=== Records for the task ===

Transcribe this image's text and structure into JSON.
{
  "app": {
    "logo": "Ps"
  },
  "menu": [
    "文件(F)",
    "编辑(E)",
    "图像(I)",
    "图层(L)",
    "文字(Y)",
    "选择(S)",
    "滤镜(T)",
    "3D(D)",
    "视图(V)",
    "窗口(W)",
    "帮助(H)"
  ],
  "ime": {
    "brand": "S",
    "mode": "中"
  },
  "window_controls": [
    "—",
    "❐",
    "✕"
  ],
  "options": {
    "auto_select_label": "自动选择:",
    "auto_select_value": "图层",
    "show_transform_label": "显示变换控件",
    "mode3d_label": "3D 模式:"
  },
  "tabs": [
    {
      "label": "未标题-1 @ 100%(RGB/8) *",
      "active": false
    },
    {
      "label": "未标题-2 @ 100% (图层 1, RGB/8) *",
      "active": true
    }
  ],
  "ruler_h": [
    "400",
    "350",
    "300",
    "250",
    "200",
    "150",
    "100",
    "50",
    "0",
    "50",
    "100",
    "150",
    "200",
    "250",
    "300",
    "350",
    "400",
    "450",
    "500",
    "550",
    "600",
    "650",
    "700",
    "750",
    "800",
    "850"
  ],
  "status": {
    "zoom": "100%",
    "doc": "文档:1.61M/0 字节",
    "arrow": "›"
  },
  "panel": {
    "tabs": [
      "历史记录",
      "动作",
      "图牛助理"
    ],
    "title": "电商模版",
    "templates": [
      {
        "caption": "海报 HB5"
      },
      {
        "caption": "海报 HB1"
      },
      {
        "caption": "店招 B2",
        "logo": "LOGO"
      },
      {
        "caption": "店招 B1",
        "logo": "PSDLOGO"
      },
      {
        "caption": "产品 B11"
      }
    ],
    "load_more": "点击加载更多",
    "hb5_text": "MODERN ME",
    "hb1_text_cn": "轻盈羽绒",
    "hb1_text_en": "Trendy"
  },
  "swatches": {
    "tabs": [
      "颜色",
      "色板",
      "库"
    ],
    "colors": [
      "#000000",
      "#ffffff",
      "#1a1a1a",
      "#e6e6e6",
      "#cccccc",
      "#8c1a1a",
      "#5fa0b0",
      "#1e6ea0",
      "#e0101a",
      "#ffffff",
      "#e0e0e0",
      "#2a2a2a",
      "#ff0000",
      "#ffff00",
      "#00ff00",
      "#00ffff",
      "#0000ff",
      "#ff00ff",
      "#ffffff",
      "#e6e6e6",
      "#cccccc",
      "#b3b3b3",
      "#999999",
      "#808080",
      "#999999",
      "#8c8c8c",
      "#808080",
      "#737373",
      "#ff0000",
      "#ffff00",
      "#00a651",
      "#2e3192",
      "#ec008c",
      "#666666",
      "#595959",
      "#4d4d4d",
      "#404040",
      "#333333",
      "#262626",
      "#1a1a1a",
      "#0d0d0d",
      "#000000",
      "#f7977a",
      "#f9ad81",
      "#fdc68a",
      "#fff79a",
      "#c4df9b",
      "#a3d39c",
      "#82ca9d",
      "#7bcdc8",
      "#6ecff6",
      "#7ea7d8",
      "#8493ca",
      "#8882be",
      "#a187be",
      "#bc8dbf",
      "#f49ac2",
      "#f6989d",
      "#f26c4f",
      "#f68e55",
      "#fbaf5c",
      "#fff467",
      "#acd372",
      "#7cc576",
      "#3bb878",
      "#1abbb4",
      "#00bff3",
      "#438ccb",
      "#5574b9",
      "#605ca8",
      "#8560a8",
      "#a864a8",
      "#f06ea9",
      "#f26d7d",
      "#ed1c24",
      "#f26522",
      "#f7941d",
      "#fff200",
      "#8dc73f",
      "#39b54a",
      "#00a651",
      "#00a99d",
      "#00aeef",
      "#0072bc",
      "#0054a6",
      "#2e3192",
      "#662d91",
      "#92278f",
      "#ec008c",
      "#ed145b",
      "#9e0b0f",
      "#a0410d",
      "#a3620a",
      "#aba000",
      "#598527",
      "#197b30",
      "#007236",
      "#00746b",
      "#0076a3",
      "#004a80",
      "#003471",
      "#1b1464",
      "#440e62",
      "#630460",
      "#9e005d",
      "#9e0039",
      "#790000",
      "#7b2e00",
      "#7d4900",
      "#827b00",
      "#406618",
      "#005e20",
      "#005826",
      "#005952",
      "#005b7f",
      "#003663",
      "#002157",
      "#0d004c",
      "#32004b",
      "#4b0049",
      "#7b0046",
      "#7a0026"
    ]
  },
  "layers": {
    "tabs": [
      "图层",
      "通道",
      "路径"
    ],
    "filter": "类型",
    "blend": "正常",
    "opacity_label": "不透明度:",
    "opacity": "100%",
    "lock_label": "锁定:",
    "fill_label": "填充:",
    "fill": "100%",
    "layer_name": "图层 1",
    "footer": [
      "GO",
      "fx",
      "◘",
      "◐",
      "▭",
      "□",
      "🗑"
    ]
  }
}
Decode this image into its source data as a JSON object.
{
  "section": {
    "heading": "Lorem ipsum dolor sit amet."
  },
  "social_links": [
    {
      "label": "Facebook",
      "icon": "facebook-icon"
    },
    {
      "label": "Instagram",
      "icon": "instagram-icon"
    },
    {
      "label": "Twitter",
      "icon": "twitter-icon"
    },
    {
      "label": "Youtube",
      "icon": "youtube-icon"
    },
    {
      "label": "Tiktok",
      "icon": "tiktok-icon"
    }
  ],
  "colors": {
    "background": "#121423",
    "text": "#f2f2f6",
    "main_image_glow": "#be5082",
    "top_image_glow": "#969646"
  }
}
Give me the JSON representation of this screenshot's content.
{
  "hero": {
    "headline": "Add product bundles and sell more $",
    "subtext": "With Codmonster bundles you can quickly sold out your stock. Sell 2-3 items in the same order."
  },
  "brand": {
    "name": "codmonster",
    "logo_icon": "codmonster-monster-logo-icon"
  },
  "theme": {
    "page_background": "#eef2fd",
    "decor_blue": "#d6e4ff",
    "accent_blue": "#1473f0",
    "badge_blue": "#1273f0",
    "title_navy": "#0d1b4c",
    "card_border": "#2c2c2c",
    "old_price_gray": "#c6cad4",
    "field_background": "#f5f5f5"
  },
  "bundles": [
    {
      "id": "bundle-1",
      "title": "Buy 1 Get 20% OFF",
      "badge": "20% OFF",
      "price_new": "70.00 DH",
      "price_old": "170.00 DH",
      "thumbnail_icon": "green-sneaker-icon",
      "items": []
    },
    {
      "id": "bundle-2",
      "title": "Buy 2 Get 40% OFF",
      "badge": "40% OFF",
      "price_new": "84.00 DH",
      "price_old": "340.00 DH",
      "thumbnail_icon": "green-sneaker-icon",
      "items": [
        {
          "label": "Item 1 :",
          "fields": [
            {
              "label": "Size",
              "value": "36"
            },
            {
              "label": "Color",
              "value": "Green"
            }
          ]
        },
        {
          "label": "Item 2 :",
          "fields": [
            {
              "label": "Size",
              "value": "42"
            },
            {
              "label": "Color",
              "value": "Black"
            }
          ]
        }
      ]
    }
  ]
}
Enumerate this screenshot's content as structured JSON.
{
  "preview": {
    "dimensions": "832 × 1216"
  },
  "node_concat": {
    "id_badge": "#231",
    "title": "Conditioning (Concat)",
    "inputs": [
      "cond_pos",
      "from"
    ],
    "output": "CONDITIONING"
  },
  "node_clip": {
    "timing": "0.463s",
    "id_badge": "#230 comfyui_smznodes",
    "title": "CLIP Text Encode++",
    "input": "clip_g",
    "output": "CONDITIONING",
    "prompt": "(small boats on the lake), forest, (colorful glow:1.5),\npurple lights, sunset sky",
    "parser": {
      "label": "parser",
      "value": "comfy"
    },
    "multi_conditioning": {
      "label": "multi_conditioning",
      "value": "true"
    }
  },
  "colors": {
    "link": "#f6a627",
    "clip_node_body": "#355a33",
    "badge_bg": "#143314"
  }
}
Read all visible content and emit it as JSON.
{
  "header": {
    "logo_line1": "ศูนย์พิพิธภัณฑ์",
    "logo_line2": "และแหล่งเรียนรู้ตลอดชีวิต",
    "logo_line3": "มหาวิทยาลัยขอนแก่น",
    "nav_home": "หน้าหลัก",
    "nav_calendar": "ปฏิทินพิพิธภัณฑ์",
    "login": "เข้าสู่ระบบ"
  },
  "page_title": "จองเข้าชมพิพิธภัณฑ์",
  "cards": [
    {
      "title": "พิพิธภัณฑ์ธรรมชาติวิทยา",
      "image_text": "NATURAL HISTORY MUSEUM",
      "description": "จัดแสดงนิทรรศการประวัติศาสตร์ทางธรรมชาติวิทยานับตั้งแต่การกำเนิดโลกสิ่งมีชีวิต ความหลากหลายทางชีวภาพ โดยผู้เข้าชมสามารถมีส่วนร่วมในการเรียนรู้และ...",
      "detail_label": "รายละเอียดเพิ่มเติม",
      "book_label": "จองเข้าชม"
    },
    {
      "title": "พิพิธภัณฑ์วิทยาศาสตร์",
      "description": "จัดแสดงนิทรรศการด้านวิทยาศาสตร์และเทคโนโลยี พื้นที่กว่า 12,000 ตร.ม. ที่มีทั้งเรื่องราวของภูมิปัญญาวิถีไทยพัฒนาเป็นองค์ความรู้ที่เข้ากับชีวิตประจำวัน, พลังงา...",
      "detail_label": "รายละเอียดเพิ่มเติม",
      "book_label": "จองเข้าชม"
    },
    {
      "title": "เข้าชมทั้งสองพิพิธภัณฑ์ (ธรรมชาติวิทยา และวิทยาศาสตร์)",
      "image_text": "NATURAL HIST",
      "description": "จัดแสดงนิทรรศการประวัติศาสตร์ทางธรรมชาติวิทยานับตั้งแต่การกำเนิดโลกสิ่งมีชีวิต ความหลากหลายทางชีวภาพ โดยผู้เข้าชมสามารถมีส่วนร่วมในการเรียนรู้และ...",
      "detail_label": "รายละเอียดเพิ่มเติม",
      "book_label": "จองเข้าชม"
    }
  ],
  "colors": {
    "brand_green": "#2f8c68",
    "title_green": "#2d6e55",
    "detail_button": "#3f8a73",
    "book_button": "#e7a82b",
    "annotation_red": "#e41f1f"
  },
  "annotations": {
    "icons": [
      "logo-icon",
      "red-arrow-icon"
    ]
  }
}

===

Goal:
Make a list of all lines in the data that contain "items".

Exercise result:
    "subtext": "With Codmonster bundles you can quickly sold out your stock. Sell 2-3 items in the same order."
      "items": []
      "items": [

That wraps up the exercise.